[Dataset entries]
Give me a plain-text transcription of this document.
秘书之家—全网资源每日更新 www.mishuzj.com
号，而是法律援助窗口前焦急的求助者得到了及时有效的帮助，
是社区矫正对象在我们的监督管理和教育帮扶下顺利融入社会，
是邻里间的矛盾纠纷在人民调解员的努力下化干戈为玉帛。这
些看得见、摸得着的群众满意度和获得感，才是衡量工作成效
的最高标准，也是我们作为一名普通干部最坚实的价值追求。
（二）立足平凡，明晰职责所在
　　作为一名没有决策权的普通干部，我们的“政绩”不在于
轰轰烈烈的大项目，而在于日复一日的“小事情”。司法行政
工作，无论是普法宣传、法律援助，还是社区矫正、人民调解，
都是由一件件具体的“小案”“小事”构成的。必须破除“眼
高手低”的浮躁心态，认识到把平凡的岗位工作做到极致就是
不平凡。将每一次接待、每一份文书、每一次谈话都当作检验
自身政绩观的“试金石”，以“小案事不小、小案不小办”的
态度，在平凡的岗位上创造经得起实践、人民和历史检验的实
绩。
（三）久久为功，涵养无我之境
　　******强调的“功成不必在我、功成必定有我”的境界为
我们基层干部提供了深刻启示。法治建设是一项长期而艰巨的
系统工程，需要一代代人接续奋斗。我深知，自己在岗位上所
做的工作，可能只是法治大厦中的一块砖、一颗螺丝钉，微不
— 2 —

[Requirements]
Nothing may be left out: return each entry exactly as it reads.

[Final result]
Give me a plain-text transcription of this document.
秘书之家—全网资源每日更新 www.mishuzj.com
号，而是法律援助窗口前焦急的求助者得到了及时有效的帮助，
是社区矫正对象在我们的监督管理和教育帮扶下顺利融入社会，
是邻里间的矛盾纠纷在人民调解员的努力下化干戈为玉帛。这
些看得见、摸得着的群众满意度和获得感，才是衡量工作成效
的最高标准，也是我们作为一名普通干部最坚实的价值追求。
（二）立足平凡，明晰职责所在
　　作为一名没有决策权的普通干部，我们的“政绩”不在于
轰轰烈烈的大项目，而在于日复一日的“小事情”。司法行政
工作，无论是普法宣传、法律援助，还是社区矫正、人民调解，
都是由一件件具体的“小案”“小事”构成的。必须破除“眼
高手低”的浮躁心态，认识到把平凡的岗位工作做到极致就是
不平凡。将每一次接待、每一份文书、每一次谈话都当作检验
自身政绩观的“试金石”，以“小案事不小、小案不小办”的
态度，在平凡的岗位上创造经得起实践、人民和历史检验的实
绩。
（三）久久为功，涵养无我之境
　　******强调的“功成不必在我、功成必定有我”的境界为
我们基层干部提供了深刻启示。法治建设是一项长期而艰巨的
系统工程，需要一代代人接续奋斗。我深知，自己在岗位上所
做的工作，可能只是法治大厦中的一块砖、一颗螺丝钉，微不
— 2 —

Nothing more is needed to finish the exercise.